## Exercise prompt
Without omitting anything, return the records precisely as given.

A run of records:

......

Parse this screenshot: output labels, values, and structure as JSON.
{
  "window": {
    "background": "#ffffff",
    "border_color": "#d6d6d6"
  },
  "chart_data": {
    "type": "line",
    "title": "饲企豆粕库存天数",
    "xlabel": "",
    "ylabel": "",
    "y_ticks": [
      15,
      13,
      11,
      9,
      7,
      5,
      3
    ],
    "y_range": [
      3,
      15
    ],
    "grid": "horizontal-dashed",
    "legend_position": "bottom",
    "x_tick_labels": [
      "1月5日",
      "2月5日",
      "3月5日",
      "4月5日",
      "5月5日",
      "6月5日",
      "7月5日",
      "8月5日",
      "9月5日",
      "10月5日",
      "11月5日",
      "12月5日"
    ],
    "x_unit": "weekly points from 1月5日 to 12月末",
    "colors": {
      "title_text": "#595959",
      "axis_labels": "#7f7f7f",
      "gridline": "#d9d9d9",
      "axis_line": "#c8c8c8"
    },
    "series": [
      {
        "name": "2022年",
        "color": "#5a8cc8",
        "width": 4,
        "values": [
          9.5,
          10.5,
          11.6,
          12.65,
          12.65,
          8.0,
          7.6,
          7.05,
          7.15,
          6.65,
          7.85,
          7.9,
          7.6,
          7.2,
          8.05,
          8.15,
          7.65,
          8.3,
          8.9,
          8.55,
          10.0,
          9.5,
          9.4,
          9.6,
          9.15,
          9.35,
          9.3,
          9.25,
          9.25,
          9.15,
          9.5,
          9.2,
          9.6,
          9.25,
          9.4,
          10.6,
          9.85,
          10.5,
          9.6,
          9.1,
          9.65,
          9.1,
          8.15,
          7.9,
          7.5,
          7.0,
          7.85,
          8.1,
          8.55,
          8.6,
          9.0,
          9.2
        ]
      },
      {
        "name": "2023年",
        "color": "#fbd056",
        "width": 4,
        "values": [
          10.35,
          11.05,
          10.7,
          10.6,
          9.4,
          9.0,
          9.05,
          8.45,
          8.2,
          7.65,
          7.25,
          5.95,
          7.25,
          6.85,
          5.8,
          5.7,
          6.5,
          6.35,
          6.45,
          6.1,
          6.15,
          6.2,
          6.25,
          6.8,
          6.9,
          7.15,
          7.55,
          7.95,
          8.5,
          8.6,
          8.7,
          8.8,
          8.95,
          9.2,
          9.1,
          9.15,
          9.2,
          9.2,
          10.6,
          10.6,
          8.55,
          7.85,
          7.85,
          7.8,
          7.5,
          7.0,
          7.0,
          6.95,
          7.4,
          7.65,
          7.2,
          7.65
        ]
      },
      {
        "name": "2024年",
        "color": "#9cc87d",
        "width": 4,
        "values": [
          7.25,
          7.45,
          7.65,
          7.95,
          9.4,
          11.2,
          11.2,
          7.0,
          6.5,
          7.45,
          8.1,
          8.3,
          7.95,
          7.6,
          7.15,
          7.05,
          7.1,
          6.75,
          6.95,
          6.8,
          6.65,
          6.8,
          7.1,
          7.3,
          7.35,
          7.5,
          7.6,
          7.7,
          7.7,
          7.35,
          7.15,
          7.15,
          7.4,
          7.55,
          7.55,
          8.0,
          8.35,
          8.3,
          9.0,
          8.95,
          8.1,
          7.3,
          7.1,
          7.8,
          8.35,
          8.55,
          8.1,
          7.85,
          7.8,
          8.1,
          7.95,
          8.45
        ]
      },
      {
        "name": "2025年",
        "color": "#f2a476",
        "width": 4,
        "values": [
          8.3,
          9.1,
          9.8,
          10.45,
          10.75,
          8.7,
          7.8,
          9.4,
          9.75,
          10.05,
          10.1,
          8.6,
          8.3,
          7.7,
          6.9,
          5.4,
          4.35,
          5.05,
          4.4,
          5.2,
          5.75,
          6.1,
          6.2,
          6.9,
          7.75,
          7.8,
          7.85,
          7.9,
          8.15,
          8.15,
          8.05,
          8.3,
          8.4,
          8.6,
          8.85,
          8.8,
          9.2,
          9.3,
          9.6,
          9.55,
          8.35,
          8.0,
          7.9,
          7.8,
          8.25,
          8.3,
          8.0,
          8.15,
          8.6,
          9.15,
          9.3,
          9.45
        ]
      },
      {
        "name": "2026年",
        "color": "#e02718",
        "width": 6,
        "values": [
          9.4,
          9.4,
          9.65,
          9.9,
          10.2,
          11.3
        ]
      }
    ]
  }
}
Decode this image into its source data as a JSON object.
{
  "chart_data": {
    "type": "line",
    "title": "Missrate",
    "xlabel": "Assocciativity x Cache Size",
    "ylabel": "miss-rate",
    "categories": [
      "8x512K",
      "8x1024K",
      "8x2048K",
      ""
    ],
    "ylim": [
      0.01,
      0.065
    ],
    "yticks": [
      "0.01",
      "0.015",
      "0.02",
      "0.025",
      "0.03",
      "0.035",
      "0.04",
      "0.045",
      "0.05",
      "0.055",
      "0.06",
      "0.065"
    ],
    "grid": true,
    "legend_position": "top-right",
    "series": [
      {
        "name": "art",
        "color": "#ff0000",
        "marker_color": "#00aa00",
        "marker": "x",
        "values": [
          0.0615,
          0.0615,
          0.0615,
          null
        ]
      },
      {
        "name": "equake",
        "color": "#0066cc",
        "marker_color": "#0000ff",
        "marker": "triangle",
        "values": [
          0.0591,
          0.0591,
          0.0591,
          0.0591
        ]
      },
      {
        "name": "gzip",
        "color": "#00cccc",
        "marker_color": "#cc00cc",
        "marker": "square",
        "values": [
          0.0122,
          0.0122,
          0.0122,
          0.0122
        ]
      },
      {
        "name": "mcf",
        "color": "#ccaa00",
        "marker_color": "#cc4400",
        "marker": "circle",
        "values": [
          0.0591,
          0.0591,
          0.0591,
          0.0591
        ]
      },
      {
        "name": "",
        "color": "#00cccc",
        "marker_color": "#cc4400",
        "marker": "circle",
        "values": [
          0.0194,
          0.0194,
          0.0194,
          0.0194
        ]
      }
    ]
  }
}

......

## Response to this exercise
Parse this screenshot: output labels, values, and structure as JSON.
{
  "window": {
    "background": "#ffffff",
    "border_color": "#d6d6d6"
  },
  "chart_data": {
    "type": "line",
    "title": "饲企豆粕库存天数",
    "xlabel": "",
    "ylabel": "",
    "y_ticks": [
      15,
      13,
      11,
      9,
      7,
      5,
      3
    ],
    "y_range": [
      3,
      15
    ],
    "grid": "horizontal-dashed",
    "legend_position": "bottom",
    "x_tick_labels": [
      "1月5日",
      "2月5日",
      "3月5日",
      "4月5日",
      "5月5日",
      "6月5日",
      "7月5日",
      "8月5日",
      "9月5日",
      "10月5日",
      "11月5日",
      "12月5日"
    ],
    "x_unit": "weekly points from 1月5日 to 12月末",
    "colors": {
      "title_text": "#595959",
      "axis_labels": "#7f7f7f",
      "gridline": "#d9d9d9",
      "axis_line": "#c8c8c8"
    },
    "series": [
      {
        "name": "2022年",
        "color": "#5a8cc8",
        "width": 4,
        "values": [
          9.5,
          10.5,
          11.6,
          12.65,
          12.65,
          8.0,
          7.6,
          7.05,
          7.15,
          6.65,
          7.85,
          7.9,
          7.6,
          7.2,
          8.05,
          8.15,
          7.65,
          8.3,
          8.9,
          8.55,
          10.0,
          9.5,
          9.4,
          9.6,
          9.15,
          9.35,
          9.3,
          9.25,
          9.25,
          9.15,
          9.5,
          9.2,
          9.6,
          9.25,
          9.4,
          10.6,
          9.85,
          10.5,
          9.6,
          9.1,
          9.65,
          9.1,
          8.15,
          7.9,
          7.5,
          7.0,
          7.85,
          8.1,
          8.55,
          8.6,
          9.0,
          9.2
        ]
      },
      {
        "name": "2023年",
        "color": "#fbd056",
        "width": 4,
        "values": [
          10.35,
          11.05,
          10.7,
          10.6,
          9.4,
          9.0,
          9.05,
          8.45,
          8.2,
          7.65,
          7.25,
          5.95,
          7.25,
          6.85,
          5.8,
          5.7,
          6.5,
          6.35,
          6.45,
          6.1,
          6.15,
          6.2,
          6.25,
          6.8,
          6.9,
          7.15,
          7.55,
          7.95,
          8.5,
          8.6,
          8.7,
          8.8,
          8.95,
          9.2,
          9.1,
          9.15,
          9.2,
          9.2,
          10.6,
          10.6,
          8.55,
          7.85,
          7.85,
          7.8,
          7.5,
          7.0,
          7.0,
          6.95,
          7.4,
          7.65,
          7.2,
          7.65
        ]
      },
      {
        "name": "2024年",
        "color": "#9cc87d",
        "width": 4,
        "values": [
          7.25,
          7.45,
          7.65,
          7.95,
          9.4,
          11.2,
          11.2,
          7.0,
          6.5,
          7.45,
          8.1,
          8.3,
          7.95,
          7.6,
          7.15,
          7.05,
          7.1,
          6.75,
          6.95,
          6.8,
          6.65,
          6.8,
          7.1,
          7.3,
          7.35,
          7.5,
          7.6,
          7.7,
          7.7,
          7.35,
          7.15,
          7.15,
          7.4,
          7.55,
          7.55,
          8.0,
          8.35,
          8.3,
          9.0,
          8.95,
          8.1,
          7.3,
          7.1,
          7.8,
          8.35,
          8.55,
          8.1,
          7.85,
          7.8,
          8.1,
          7.95,
          8.45
        ]
      },
      {
        "name": "2025年",
        "color": "#f2a476",
        "width": 4,
        "values": [
          8.3,
          9.1,
          9.8,
          10.45,
          10.75,
          8.7,
          7.8,
          9.4,
          9.75,
          10.05,
          10.1,
          8.6,
          8.3,
          7.7,
          6.9,
          5.4,
          4.35,
          5.05,
          4.4,
          5.2,
          5.75,
          6.1,
          6.2,
          6.9,
          7.75,
          7.8,
          7.85,
          7.9,
          8.15,
          8.15,
          8.05,
          8.3,
          8.4,
          8.6,
          8.85,
          8.8,
          9.2,
          9.3,
          9.6,
          9.55,
          8.35,
          8.0,
          7.9,
          7.8,
          8.25,
          8.3,
          8.0,
          8.15,
          8.6,
          9.15,
          9.3,
          9.45
        ]
      },
      {
        "name": "2026年",
        "color": "#e02718",
        "width": 6,
        "values": [
          9.4,
          9.4,
          9.65,
          9.9,
          10.2,
          11.3
        ]
      }
    ]
  }
}
Decode this image into its source data as a JSON object.
{
  "chart_data": {
    "type": "line",
    "title": "Missrate",
    "xlabel": "Assocciativity x Cache Size",
    "ylabel": "miss-rate",
    "categories": [
      "8x512K",
      "8x1024K",
      "8x2048K",
      ""
    ],
    "ylim": [
      0.01,
      0.065
    ],
    "yticks": [
      "0.01",
      "0.015",
      "0.02",
      "0.025",
      "0.03",
      "0.035",
      "0.04",
      "0.045",
      "0.05",
      "0.055",
      "0.06",
      "0.065"
    ],
    "grid": true,
    "legend_position": "top-right",
    "series": [
      {
        "name": "art",
        "color": "#ff0000",
        "marker_color": "#00aa00",
        "marker": "x",
        "values": [
          0.0615,
          0.0615,
          0.0615,
          null
        ]
      },
      {
        "name": "equake",
        "color": "#0066cc",
        "marker_color": "#0000ff",
        "marker": "triangle",
        "values": [
          0.0591,
          0.0591,
          0.0591,
          0.0591
        ]
      },
      {
        "name": "gzip",
        "color": "#00cccc",
        "marker_color": "#cc00cc",
        "marker": "square",
        "values": [
          0.0122,
          0.0122,
          0.0122,
          0.0122
        ]
      },
      {
        "name": "mcf",
        "color": "#ccaa00",
        "marker_color": "#cc4400",
        "marker": "circle",
        "values": [
          0.0591,
          0.0591,
          0.0591,
          0.0591
        ]
      },
      {
        "name": "",
        "color": "#00cccc",
        "marker_color": "#cc4400",
        "marker": "circle",
        "values": [
          0.0194,
          0.0194,
          0.0194,
          0.0194
        ]
      }
    ]
  }
}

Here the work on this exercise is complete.